* WORK TO COMPLETE *
Search the data for the word "values" and copy every line that contains it.

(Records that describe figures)

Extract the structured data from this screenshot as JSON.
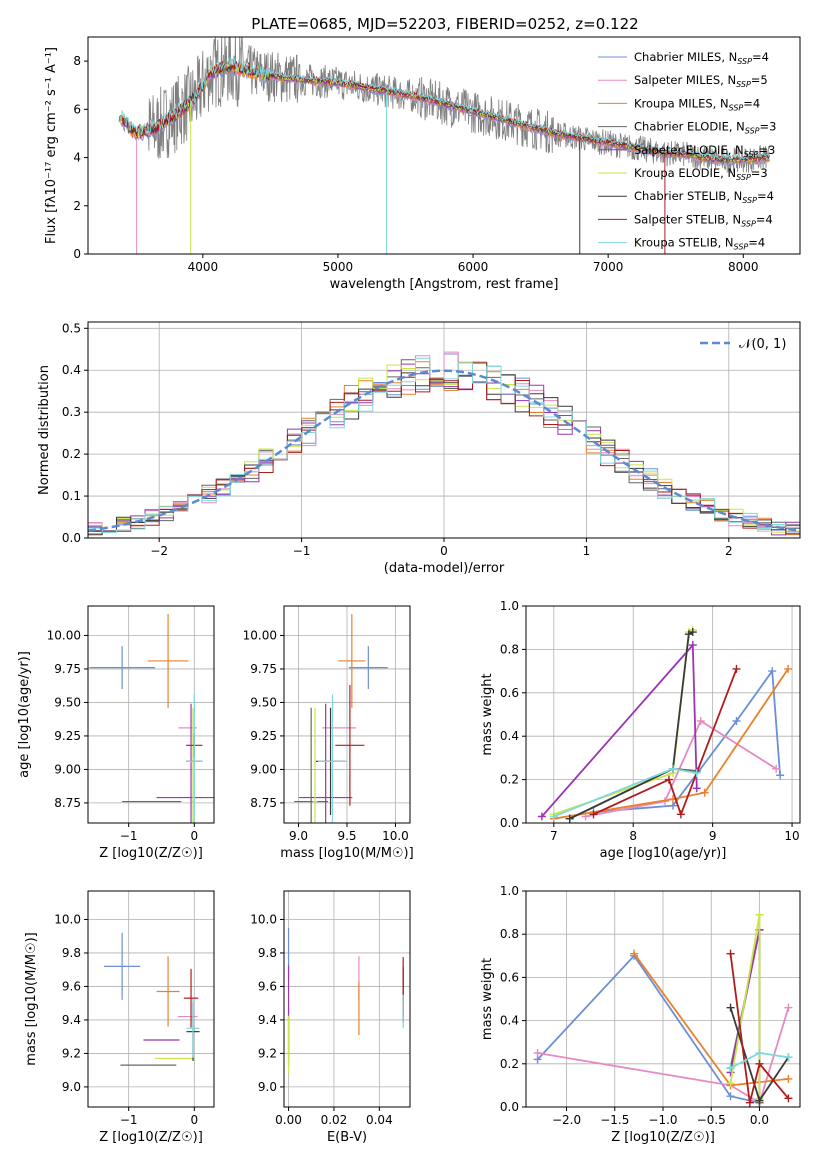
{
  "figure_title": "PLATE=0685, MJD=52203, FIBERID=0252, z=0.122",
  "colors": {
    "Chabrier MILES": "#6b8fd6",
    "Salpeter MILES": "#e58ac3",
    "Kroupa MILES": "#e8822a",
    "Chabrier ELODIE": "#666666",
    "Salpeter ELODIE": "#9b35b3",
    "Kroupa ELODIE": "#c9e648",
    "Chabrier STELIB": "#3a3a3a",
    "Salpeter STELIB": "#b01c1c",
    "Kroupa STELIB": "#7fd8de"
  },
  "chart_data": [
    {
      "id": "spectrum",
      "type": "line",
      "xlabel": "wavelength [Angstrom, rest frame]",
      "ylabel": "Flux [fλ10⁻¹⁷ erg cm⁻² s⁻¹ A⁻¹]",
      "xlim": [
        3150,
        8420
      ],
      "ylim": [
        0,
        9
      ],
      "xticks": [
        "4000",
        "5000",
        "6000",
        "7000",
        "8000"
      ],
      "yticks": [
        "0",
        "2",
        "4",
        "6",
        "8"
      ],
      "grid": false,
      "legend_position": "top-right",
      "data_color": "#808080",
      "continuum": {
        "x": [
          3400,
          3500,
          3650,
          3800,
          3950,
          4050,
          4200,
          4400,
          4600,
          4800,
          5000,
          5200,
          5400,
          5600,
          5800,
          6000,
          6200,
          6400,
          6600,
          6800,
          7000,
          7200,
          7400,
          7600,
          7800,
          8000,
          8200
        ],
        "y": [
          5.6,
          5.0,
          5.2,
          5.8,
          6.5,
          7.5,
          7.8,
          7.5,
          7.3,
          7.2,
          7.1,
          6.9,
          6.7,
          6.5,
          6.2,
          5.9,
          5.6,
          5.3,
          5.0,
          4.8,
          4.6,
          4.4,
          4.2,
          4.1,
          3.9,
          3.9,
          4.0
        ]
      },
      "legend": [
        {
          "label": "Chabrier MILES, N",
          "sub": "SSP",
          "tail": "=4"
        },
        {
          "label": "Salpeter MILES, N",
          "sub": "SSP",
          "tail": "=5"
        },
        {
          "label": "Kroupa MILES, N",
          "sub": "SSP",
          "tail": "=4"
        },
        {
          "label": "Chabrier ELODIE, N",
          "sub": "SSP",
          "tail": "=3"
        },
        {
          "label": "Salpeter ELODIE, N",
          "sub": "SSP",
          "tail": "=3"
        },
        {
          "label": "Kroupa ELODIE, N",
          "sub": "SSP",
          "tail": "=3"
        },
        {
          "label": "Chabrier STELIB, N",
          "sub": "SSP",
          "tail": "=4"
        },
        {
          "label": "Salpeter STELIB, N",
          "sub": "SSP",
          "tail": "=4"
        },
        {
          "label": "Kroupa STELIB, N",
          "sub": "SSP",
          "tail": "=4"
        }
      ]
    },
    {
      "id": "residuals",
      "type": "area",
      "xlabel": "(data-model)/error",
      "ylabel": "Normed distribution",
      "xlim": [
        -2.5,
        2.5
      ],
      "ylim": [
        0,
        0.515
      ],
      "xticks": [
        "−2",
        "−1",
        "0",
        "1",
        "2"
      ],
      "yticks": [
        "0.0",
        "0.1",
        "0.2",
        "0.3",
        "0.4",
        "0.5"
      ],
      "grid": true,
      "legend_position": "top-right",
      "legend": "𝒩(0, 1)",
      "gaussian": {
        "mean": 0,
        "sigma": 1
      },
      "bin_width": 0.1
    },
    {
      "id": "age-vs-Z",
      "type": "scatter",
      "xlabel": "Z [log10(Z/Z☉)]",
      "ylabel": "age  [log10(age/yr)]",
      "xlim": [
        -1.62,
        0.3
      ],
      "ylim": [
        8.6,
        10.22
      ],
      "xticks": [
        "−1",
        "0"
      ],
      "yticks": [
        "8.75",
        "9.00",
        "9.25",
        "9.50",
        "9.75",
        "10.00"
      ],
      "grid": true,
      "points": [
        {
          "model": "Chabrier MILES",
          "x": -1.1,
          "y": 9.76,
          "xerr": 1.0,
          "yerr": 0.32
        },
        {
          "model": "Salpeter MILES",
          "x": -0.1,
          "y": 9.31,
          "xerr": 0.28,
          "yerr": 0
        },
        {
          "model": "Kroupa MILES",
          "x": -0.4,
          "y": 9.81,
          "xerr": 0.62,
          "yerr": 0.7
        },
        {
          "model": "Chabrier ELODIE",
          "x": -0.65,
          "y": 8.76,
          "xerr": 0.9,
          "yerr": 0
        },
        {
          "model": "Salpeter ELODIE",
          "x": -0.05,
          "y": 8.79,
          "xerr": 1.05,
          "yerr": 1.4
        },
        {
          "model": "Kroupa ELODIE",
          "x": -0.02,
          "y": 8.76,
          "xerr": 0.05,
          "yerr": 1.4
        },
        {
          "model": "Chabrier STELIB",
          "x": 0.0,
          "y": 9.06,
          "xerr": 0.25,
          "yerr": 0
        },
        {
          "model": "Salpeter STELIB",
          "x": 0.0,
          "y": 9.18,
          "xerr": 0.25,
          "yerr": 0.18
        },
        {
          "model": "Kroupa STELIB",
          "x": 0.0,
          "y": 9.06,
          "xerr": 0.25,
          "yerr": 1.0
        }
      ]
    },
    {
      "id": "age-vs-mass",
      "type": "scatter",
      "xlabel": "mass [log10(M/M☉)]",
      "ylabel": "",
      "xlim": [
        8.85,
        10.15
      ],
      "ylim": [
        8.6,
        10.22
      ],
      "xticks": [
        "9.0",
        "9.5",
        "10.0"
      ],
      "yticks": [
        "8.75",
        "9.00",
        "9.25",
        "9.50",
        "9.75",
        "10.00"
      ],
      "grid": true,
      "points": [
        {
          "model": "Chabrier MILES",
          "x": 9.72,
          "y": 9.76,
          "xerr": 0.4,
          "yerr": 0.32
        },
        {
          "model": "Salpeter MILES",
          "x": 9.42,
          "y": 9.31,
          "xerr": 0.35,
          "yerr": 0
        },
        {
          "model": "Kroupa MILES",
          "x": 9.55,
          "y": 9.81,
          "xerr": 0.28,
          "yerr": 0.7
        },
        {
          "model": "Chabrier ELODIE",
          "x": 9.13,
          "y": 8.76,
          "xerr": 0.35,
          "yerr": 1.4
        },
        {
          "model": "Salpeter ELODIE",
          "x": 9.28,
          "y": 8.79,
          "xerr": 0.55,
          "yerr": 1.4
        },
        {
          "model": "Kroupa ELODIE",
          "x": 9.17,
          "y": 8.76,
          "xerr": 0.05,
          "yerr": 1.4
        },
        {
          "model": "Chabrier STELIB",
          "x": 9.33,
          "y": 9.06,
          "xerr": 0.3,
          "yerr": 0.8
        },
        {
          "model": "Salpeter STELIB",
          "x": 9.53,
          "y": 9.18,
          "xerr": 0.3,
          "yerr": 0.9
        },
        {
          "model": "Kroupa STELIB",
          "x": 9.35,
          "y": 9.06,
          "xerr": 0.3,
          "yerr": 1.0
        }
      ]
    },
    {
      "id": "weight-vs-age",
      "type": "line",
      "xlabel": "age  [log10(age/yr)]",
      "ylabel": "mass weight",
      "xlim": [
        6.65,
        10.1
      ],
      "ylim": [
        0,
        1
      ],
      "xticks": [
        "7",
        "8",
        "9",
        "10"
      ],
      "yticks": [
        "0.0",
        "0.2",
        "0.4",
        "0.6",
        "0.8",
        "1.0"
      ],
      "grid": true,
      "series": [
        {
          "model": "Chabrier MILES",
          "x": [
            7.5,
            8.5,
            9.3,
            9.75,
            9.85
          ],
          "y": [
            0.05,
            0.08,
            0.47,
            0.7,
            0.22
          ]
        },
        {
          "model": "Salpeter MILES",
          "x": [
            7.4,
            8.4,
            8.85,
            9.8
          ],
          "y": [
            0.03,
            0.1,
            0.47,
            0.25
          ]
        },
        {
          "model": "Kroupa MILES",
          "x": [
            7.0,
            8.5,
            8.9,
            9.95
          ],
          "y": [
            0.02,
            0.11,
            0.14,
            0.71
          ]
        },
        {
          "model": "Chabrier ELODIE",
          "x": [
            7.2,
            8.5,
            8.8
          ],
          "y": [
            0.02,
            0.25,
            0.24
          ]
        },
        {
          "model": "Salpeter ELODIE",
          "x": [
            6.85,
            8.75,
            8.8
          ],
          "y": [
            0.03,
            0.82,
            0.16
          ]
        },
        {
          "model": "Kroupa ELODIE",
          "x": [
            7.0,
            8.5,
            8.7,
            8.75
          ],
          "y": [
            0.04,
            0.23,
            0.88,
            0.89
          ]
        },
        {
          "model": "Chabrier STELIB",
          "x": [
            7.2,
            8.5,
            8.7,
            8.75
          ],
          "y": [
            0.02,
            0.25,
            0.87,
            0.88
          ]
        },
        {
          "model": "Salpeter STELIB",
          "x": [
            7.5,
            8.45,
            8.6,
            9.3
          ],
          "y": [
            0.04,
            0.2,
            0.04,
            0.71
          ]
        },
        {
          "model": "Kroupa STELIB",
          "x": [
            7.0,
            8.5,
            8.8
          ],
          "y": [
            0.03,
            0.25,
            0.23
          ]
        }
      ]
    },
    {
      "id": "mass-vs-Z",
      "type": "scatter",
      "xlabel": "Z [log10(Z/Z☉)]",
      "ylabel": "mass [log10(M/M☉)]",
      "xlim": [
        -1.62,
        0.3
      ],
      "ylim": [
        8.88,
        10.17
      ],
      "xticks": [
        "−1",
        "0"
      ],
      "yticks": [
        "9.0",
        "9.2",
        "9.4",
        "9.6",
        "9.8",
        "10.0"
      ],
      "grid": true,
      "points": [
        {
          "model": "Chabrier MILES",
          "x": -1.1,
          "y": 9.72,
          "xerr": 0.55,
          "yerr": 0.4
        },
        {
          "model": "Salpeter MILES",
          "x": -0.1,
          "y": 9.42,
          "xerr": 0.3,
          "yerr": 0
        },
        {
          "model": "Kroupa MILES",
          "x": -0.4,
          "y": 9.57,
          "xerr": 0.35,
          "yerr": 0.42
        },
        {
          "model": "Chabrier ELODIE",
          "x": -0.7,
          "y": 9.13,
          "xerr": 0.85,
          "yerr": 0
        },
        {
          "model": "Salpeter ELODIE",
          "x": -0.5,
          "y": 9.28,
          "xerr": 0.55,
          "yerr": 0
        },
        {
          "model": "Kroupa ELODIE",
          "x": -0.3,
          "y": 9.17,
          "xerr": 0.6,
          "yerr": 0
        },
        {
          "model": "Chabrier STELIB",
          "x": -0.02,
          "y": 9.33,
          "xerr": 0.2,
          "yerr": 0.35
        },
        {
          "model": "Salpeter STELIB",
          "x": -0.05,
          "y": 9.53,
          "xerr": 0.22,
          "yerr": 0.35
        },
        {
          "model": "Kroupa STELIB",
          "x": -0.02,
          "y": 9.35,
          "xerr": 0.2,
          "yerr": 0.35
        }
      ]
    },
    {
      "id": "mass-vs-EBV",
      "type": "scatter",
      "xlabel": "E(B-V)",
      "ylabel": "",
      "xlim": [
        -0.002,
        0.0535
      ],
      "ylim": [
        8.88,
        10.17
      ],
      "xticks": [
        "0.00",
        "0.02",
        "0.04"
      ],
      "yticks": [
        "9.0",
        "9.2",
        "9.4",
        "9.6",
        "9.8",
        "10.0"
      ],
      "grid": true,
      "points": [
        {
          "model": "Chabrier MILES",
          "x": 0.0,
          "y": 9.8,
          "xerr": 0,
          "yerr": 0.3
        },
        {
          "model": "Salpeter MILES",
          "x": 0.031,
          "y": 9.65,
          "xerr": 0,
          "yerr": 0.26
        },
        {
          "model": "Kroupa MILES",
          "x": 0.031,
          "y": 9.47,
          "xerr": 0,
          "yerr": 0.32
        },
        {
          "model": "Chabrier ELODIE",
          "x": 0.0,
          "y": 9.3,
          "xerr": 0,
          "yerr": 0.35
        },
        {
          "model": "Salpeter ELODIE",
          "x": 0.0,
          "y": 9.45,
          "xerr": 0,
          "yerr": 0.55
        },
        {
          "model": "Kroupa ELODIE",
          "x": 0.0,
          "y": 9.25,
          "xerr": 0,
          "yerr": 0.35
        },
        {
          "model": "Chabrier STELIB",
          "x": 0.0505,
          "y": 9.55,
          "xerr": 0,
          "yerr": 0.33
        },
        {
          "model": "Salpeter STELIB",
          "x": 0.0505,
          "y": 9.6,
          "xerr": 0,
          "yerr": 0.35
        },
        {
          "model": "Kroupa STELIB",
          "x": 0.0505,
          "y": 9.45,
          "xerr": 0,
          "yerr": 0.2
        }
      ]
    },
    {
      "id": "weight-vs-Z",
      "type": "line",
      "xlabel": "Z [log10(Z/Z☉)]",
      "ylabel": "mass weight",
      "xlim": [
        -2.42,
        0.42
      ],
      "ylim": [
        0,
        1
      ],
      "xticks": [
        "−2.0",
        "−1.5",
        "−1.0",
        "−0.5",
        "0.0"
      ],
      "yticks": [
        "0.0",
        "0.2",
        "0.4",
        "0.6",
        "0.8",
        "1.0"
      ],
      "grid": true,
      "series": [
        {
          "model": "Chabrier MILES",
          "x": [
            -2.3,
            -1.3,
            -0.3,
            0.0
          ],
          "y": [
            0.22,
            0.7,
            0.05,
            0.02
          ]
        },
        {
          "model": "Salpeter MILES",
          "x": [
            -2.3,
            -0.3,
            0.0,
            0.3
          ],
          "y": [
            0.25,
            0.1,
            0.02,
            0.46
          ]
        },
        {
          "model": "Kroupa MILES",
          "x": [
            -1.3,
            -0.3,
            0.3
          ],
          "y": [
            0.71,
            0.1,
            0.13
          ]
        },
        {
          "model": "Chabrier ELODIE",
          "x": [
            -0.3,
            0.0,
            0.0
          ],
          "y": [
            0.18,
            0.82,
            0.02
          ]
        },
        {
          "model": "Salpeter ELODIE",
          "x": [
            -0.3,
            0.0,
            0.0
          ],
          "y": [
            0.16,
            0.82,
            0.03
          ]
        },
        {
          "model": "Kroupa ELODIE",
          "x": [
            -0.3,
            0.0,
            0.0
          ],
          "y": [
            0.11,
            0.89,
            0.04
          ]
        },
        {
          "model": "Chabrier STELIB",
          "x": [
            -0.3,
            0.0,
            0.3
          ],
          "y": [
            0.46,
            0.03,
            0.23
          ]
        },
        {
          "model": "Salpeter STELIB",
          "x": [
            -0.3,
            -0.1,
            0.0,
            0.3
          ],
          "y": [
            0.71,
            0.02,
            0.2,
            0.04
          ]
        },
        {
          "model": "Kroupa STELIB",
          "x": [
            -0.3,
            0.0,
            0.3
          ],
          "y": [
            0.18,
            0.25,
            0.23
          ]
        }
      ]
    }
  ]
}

==

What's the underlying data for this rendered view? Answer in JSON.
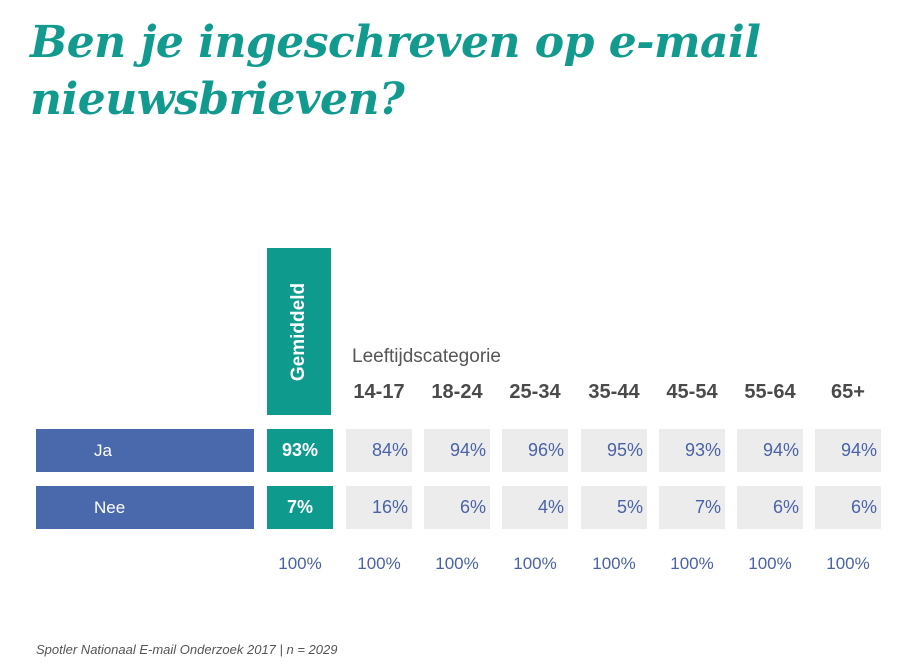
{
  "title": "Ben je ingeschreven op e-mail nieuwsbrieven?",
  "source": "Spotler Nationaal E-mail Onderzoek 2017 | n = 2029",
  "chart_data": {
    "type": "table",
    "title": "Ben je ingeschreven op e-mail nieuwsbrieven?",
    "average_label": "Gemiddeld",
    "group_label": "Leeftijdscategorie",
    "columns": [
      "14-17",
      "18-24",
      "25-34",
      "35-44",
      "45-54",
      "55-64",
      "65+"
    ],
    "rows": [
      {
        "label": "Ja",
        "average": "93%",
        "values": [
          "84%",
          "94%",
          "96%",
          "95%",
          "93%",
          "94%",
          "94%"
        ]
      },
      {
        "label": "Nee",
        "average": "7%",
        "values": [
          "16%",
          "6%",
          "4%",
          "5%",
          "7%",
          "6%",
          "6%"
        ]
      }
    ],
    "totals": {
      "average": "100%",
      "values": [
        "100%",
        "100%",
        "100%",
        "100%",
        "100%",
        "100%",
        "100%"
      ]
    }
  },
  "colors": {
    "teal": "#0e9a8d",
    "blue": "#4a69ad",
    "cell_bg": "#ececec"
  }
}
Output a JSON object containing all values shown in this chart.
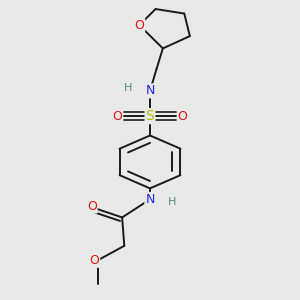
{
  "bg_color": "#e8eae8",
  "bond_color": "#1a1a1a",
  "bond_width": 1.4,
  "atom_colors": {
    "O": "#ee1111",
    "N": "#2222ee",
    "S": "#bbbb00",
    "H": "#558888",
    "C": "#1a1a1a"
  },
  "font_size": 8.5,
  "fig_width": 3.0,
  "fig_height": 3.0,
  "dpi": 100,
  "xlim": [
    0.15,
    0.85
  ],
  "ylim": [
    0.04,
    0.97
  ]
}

...

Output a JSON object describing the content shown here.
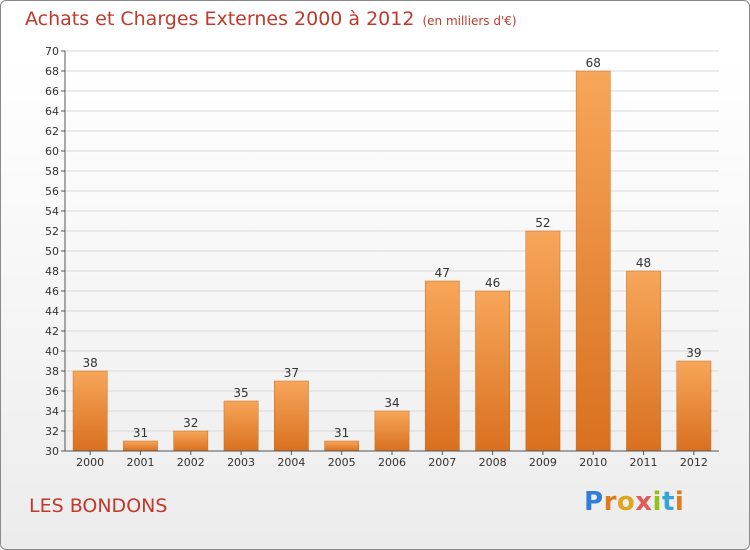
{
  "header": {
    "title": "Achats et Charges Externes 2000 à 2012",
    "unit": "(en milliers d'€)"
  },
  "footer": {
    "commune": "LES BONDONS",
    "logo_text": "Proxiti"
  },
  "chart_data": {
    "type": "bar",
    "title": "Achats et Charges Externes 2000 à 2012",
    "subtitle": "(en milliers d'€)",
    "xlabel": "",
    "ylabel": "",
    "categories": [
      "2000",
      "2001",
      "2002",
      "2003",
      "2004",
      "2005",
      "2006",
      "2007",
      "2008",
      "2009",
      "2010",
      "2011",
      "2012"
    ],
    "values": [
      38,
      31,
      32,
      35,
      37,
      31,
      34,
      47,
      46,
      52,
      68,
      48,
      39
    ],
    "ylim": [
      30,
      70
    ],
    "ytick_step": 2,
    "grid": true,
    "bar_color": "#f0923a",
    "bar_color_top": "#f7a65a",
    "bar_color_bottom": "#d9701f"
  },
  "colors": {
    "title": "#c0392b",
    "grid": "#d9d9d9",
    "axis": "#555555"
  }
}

* ANSWER TO THIS PROBLEM *
        "values": [
        "values": [
      "values": [
Output a JSON object containing all values shown in this chart.
    "values": [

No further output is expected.